---- RECORDS SUPPLIED

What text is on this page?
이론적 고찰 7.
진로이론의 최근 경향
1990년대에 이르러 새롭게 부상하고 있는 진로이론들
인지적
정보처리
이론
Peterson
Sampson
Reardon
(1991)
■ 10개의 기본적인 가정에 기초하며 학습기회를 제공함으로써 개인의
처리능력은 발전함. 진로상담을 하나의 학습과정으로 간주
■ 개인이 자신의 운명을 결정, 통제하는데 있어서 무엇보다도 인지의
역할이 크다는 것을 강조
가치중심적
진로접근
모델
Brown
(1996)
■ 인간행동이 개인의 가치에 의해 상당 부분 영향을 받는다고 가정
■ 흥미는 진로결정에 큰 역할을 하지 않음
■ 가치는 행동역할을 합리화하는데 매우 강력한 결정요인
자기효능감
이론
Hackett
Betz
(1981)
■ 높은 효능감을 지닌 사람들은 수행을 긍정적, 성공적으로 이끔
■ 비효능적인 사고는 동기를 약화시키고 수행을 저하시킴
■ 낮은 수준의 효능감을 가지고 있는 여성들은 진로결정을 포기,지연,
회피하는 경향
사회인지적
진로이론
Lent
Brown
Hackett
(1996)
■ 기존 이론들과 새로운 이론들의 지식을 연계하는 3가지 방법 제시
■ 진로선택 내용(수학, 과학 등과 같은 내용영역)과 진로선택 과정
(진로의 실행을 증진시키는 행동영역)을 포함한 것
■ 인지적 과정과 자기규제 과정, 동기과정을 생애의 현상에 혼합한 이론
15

--------

PROBLEM DETAILS:
Copy out all of the data exactly, leaving nothing out.

COMPLETE ANSWER:
What text is on this page?
이론적 고찰 7.
진로이론의 최근 경향
1990년대에 이르러 새롭게 부상하고 있는 진로이론들
인지적
정보처리
이론
Peterson
Sampson
Reardon
(1991)
■ 10개의 기본적인 가정에 기초하며 학습기회를 제공함으로써 개인의
처리능력은 발전함. 진로상담을 하나의 학습과정으로 간주
■ 개인이 자신의 운명을 결정, 통제하는데 있어서 무엇보다도 인지의
역할이 크다는 것을 강조
가치중심적
진로접근
모델
Brown
(1996)
■ 인간행동이 개인의 가치에 의해 상당 부분 영향을 받는다고 가정
■ 흥미는 진로결정에 큰 역할을 하지 않음
■ 가치는 행동역할을 합리화하는데 매우 강력한 결정요인
자기효능감
이론
Hackett
Betz
(1981)
■ 높은 효능감을 지닌 사람들은 수행을 긍정적, 성공적으로 이끔
■ 비효능적인 사고는 동기를 약화시키고 수행을 저하시킴
■ 낮은 수준의 효능감을 가지고 있는 여성들은 진로결정을 포기,지연,
회피하는 경향
사회인지적
진로이론
Lent
Brown
Hackett
(1996)
■ 기존 이론들과 새로운 이론들의 지식을 연계하는 3가지 방법 제시
■ 진로선택 내용(수학, 과학 등과 같은 내용영역)과 진로선택 과정
(진로의 실행을 증진시키는 행동영역)을 포함한 것
■ 인지적 과정과 자기규제 과정, 동기과정을 생애의 현상에 혼합한 이론
15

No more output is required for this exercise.